» **THE EXERCISE**
Identify each line holding the string "title" and copy it.

***

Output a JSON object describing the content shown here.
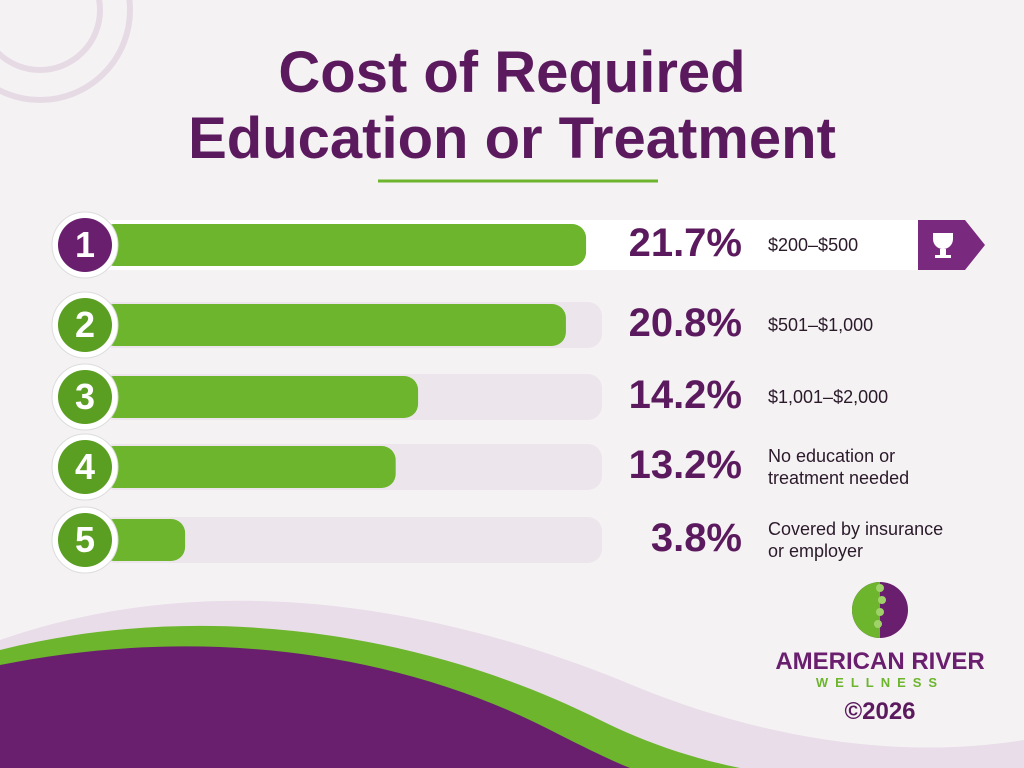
{
  "chart_data": {
    "type": "bar",
    "title": "Cost of Required Education or Treatment",
    "ranks": [
      1,
      2,
      3,
      4,
      5
    ],
    "categories": [
      "$200–$500",
      "$501–$1,000",
      "$1,001–$2,000",
      "No education or treatment needed",
      "Covered by insurance or employer"
    ],
    "values": [
      21.7,
      20.8,
      14.2,
      13.2,
      3.8
    ],
    "value_labels": [
      "21.7%",
      "20.8%",
      "14.2%",
      "13.2%",
      "3.8%"
    ],
    "color": "#6cb52d"
  },
  "branding": {
    "name": "AMERICAN RIVER",
    "tagline": "WELLNESS",
    "copyright": "©2026"
  }
}
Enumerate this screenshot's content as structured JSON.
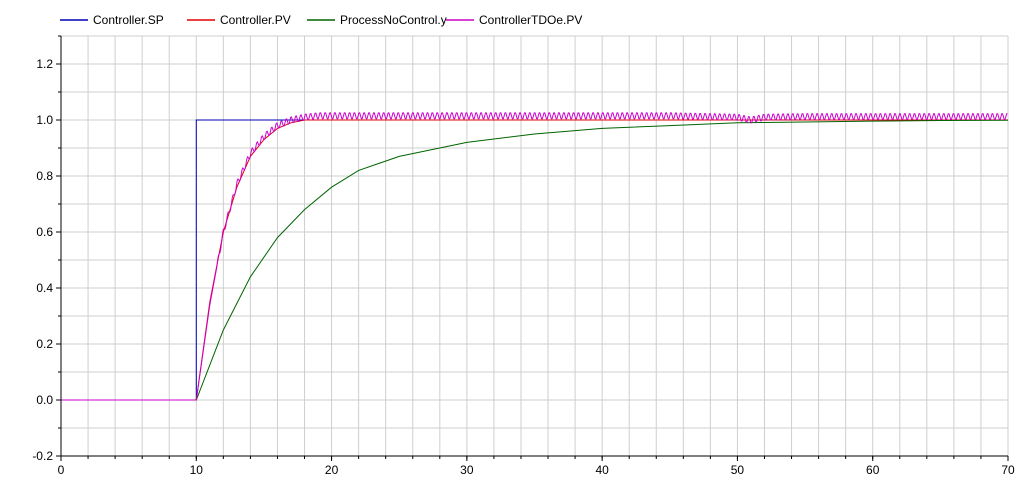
{
  "chart_data": {
    "type": "line",
    "title": "",
    "xlabel": "",
    "ylabel": "",
    "xlim": [
      0,
      70
    ],
    "ylim": [
      -0.2,
      1.3
    ],
    "grid": true,
    "legend_position": "top-left",
    "x_ticks": [
      "0",
      "10",
      "20",
      "30",
      "40",
      "50",
      "60",
      "70"
    ],
    "y_ticks": [
      "-0.2",
      "0.0",
      "0.2",
      "0.4",
      "0.6",
      "0.8",
      "1.0",
      "1.2"
    ],
    "series": [
      {
        "name": "Controller.SP",
        "color": "#0000b3",
        "x": [
          0,
          10,
          10,
          70
        ],
        "y": [
          0,
          0,
          1,
          1
        ]
      },
      {
        "name": "Controller.PV",
        "color": "#e00000",
        "x": [
          0,
          10,
          11,
          12,
          13,
          14,
          15,
          16,
          17,
          18,
          19,
          20,
          22,
          25,
          30,
          35,
          40,
          45,
          50,
          55,
          60,
          65,
          70
        ],
        "y": [
          0,
          0,
          0.35,
          0.6,
          0.76,
          0.87,
          0.93,
          0.97,
          0.99,
          1.0,
          1.0,
          1.0,
          1.0,
          1.0,
          1.0,
          1.0,
          1.0,
          1.0,
          1.0,
          1.0,
          1.0,
          1.0,
          1.0
        ]
      },
      {
        "name": "ProcessNoControl.y",
        "color": "#006400",
        "x": [
          0,
          10,
          12,
          14,
          16,
          18,
          20,
          22,
          25,
          30,
          35,
          40,
          45,
          50,
          55,
          60,
          65,
          70
        ],
        "y": [
          0,
          0,
          0.25,
          0.44,
          0.58,
          0.68,
          0.76,
          0.82,
          0.87,
          0.92,
          0.95,
          0.97,
          0.98,
          0.99,
          0.993,
          0.996,
          0.998,
          0.999
        ]
      },
      {
        "name": "ControllerTDOe.PV",
        "color": "#cc00cc",
        "x": [
          0,
          10,
          11,
          12,
          13,
          14,
          15,
          16,
          17,
          18,
          19,
          20,
          22,
          25,
          30,
          35,
          40,
          45,
          50,
          51,
          52,
          55,
          60,
          65,
          70
        ],
        "y": [
          0,
          0,
          0.34,
          0.6,
          0.77,
          0.88,
          0.94,
          0.98,
          1.0,
          1.01,
          1.015,
          1.015,
          1.015,
          1.015,
          1.015,
          1.015,
          1.015,
          1.015,
          1.01,
          1.0,
          1.01,
          1.012,
          1.012,
          1.012,
          1.012
        ],
        "oscillation_amplitude": 0.012
      }
    ]
  }
}
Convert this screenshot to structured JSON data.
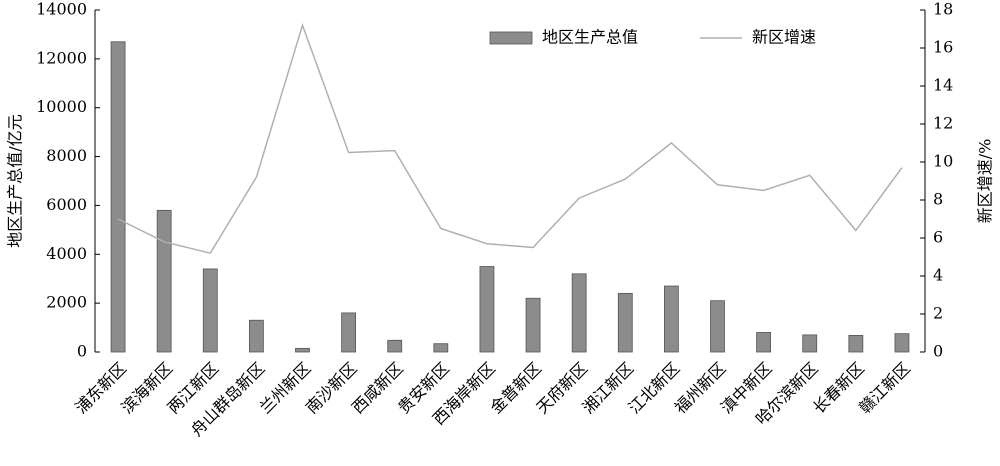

***

» **THE SOLUTION**
    "title": "Cost of Required Education or Treatment",
    "title": "",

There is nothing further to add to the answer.